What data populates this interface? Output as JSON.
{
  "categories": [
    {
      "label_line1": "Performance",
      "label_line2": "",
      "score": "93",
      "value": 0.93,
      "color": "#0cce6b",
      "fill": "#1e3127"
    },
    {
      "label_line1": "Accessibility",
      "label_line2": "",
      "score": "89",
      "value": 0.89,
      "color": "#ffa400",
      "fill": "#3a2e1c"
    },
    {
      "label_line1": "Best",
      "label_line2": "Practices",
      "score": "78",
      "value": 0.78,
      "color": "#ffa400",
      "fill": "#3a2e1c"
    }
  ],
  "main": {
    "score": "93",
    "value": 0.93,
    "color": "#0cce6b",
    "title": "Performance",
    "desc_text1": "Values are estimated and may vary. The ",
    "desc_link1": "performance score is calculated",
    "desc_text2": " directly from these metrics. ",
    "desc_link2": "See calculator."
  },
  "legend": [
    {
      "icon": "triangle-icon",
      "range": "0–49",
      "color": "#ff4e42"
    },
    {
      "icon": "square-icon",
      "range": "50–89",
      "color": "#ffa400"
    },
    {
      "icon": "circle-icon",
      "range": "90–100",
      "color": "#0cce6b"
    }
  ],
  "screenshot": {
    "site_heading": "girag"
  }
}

◆ AIM OF THE EXERCISE ◆
Copy every line of the material, please, keeping it exactly the same.

◆ RIGHT ANSWER ◆
What data populates this interface? Output as JSON.
{
  "categories": [
    {
      "label_line1": "Performance",
      "label_line2": "",
      "score": "93",
      "value": 0.93,
      "color": "#0cce6b",
      "fill": "#1e3127"
    },
    {
      "label_line1": "Accessibility",
      "label_line2": "",
      "score": "89",
      "value": 0.89,
      "color": "#ffa400",
      "fill": "#3a2e1c"
    },
    {
      "label_line1": "Best",
      "label_line2": "Practices",
      "score": "78",
      "value": 0.78,
      "color": "#ffa400",
      "fill": "#3a2e1c"
    }
  ],
  "main": {
    "score": "93",
    "value": 0.93,
    "color": "#0cce6b",
    "title": "Performance",
    "desc_text1": "Values are estimated and may vary. The ",
    "desc_link1": "performance score is calculated",
    "desc_text2": " directly from these metrics. ",
    "desc_link2": "See calculator."
  },
  "legend": [
    {
      "icon": "triangle-icon",
      "range": "0–49",
      "color": "#ff4e42"
    },
    {
      "icon": "square-icon",
      "range": "50–89",
      "color": "#ffa400"
    },
    {
      "icon": "circle-icon",
      "range": "90–100",
      "color": "#0cce6b"
    }
  ],
  "screenshot": {
    "site_heading": "girag"
  }
}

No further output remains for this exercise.